Listed records:

§

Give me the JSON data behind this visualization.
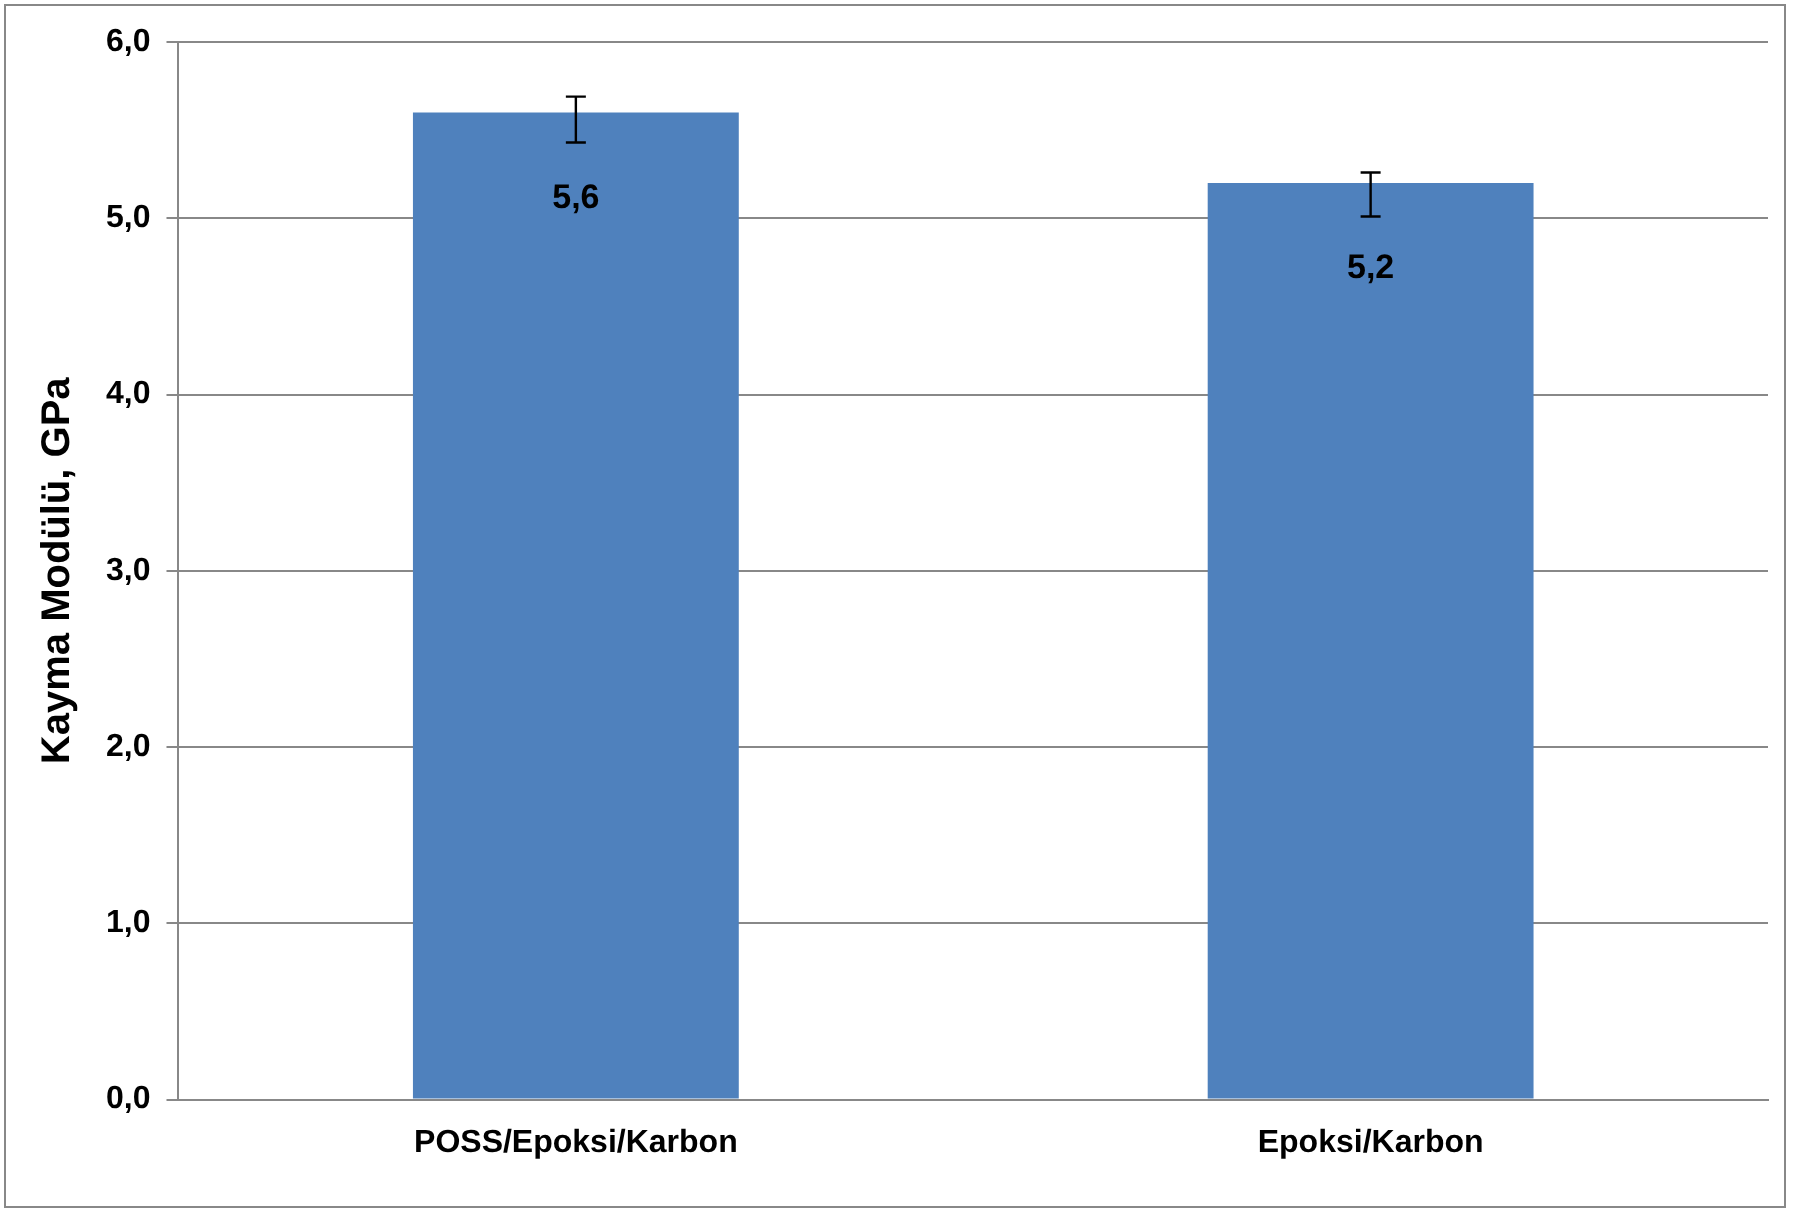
{
  "chart_data": {
    "type": "bar",
    "ylabel": "Kayma Modülü, GPa",
    "categories": [
      "POSS/Epoksi/Karbon",
      "Epoksi/Karbon"
    ],
    "values": [
      5.6,
      5.2
    ],
    "value_labels": [
      "5,6",
      "5,2"
    ],
    "errors": [
      [
        5.43,
        5.69
      ],
      [
        5.01,
        5.26
      ]
    ],
    "color": "#4f81bd",
    "ylim": [
      0,
      6
    ],
    "yticks": [
      {
        "value": 0,
        "label": "0,0"
      },
      {
        "value": 1,
        "label": "1,0"
      },
      {
        "value": 2,
        "label": "2,0"
      },
      {
        "value": 3,
        "label": "3,0"
      },
      {
        "value": 4,
        "label": "4,0"
      },
      {
        "value": 5,
        "label": "5,0"
      },
      {
        "value": 6,
        "label": "6,0"
      }
    ],
    "grid": "y",
    "legend": false
  }
}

§

Work required: Retype each record exactly as it stands, but do not include the pictures.

Solution below:
Give me the JSON data behind this visualization.
{
  "chart_data": {
    "type": "bar",
    "ylabel": "Kayma Modülü, GPa",
    "categories": [
      "POSS/Epoksi/Karbon",
      "Epoksi/Karbon"
    ],
    "values": [
      5.6,
      5.2
    ],
    "value_labels": [
      "5,6",
      "5,2"
    ],
    "errors": [
      [
        5.43,
        5.69
      ],
      [
        5.01,
        5.26
      ]
    ],
    "color": "#4f81bd",
    "ylim": [
      0,
      6
    ],
    "yticks": [
      {
        "value": 0,
        "label": "0,0"
      },
      {
        "value": 1,
        "label": "1,0"
      },
      {
        "value": 2,
        "label": "2,0"
      },
      {
        "value": 3,
        "label": "3,0"
      },
      {
        "value": 4,
        "label": "4,0"
      },
      {
        "value": 5,
        "label": "5,0"
      },
      {
        "value": 6,
        "label": "6,0"
      }
    ],
    "grid": "y",
    "legend": false
  }
}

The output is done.